* [WHAT IS EXPECTED] Go through the records and extract every line with the word "arrow".

Rows from a dataset:
........
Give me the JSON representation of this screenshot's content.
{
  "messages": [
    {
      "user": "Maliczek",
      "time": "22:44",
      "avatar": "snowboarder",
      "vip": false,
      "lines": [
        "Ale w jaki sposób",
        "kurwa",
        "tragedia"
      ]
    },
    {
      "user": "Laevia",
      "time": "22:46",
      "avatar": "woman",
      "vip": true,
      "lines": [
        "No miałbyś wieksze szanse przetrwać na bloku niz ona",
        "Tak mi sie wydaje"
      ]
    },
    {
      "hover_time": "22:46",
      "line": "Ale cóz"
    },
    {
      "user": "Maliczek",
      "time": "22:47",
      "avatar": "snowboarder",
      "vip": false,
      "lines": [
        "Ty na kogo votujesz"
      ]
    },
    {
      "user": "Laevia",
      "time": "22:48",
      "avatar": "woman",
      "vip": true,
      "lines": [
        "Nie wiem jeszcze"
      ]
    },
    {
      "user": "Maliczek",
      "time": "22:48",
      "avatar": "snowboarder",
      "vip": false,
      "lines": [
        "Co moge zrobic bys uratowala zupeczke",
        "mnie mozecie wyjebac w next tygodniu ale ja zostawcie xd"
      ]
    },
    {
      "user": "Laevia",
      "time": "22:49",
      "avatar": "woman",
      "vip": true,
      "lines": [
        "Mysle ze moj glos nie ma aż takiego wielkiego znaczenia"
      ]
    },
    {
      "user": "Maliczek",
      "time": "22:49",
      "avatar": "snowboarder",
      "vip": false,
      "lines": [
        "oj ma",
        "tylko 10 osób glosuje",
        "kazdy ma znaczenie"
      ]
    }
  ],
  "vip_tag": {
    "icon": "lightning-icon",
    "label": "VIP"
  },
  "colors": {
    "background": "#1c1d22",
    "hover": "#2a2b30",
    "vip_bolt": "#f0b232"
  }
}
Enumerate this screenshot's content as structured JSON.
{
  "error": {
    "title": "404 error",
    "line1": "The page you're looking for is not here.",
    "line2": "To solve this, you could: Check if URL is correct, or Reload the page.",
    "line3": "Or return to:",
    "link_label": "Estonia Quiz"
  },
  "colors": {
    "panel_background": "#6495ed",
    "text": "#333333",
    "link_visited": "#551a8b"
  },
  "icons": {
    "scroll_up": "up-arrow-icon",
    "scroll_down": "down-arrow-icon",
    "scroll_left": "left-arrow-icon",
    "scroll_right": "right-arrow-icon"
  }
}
........
* [COMPLETED EXERCISE]
    "scroll_up": "up-arrow-icon",
    "scroll_down": "down-arrow-icon",
    "scroll_left": "left-arrow-icon",
    "scroll_right": "right-arrow-icon"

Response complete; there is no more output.